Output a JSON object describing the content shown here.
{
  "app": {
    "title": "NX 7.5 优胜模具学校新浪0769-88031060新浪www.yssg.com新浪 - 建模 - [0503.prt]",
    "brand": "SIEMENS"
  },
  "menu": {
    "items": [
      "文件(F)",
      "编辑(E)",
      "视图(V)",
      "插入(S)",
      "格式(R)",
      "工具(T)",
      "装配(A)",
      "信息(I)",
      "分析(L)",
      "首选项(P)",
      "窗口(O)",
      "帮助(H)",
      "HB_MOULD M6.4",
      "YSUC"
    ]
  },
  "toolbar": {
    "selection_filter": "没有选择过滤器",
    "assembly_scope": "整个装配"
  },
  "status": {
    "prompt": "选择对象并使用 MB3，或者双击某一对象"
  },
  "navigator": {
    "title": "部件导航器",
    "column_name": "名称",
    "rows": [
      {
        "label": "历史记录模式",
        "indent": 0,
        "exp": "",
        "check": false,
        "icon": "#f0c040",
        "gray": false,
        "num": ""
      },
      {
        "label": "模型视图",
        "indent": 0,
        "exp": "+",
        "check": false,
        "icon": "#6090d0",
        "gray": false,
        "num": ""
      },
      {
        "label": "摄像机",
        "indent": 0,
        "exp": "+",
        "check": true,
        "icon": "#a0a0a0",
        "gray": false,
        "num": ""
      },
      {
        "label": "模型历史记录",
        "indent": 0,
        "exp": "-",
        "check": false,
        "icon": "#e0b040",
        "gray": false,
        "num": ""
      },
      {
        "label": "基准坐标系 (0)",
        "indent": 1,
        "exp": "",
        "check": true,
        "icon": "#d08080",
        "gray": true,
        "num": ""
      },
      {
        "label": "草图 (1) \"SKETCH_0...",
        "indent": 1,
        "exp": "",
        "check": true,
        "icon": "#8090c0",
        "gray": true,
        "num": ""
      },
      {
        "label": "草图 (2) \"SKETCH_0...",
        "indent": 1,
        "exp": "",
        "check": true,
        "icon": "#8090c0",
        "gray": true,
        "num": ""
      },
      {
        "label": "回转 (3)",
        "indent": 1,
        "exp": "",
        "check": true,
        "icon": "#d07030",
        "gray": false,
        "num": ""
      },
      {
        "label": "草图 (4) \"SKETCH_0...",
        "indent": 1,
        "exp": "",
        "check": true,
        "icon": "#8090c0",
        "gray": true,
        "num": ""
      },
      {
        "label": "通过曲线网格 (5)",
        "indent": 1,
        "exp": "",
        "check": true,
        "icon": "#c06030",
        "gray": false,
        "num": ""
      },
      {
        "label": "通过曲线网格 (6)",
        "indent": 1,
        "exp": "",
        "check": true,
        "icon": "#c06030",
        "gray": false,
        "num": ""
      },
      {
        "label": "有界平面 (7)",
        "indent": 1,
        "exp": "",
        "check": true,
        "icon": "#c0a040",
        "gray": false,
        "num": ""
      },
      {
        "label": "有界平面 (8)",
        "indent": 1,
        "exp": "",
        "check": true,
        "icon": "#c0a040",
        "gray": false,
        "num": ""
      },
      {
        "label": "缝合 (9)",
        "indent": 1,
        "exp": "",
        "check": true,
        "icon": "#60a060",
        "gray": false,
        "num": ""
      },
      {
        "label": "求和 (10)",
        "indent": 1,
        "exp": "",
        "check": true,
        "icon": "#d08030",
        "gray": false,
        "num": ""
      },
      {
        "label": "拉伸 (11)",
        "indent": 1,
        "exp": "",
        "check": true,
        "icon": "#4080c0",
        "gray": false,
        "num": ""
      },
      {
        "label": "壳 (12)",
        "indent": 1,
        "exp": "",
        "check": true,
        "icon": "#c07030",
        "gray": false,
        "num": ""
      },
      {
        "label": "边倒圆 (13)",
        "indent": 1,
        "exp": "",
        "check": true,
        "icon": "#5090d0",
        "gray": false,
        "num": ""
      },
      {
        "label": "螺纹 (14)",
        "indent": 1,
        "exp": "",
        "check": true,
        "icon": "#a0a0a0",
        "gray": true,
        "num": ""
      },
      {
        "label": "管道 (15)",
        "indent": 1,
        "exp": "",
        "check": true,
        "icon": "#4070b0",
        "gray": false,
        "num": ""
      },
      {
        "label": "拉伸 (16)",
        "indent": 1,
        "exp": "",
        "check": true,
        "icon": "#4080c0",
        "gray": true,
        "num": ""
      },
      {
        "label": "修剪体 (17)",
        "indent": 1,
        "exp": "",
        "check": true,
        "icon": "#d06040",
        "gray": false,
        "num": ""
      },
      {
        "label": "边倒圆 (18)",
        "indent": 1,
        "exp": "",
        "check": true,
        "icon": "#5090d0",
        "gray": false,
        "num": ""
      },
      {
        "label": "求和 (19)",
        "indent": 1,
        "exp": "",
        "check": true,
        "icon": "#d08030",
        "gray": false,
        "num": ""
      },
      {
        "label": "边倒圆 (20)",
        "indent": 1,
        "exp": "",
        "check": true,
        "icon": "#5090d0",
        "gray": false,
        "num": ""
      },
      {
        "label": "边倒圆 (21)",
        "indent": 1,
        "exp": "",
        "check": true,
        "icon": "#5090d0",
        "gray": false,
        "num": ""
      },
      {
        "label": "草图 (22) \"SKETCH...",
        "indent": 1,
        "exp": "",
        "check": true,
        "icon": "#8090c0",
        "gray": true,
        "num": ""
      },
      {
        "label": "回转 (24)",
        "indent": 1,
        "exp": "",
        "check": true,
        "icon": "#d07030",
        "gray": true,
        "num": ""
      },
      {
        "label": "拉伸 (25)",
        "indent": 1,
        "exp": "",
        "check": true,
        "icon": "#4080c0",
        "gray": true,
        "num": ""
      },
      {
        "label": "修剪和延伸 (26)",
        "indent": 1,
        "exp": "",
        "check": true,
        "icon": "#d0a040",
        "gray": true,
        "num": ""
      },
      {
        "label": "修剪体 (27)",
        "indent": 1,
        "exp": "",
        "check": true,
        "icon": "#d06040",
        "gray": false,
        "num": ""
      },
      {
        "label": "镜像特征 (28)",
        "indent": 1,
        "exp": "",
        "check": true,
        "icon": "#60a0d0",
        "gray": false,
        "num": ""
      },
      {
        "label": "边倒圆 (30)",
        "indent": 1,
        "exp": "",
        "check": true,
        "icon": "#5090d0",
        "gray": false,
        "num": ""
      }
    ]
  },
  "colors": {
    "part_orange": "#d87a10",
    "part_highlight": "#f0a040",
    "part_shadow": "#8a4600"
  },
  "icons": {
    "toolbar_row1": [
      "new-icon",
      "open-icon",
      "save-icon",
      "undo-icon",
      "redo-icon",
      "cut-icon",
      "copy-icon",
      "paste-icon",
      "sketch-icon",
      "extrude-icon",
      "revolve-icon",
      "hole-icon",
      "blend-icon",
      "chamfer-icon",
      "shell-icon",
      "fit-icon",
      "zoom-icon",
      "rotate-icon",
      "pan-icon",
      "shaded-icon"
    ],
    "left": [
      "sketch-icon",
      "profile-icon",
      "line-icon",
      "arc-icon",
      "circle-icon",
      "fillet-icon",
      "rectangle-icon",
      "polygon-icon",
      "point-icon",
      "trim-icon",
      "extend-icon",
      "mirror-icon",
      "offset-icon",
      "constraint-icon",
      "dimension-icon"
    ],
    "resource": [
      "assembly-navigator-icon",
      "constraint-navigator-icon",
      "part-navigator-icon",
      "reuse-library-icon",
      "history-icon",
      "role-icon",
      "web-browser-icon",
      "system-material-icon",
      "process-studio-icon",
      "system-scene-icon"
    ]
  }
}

————————

▶ [AIM]:
Scan the material above. Return every line containing the string "constraint".

▶ [CORRECT ANSWER]:
      "constraint-icon",
      "constraint-navigator-icon",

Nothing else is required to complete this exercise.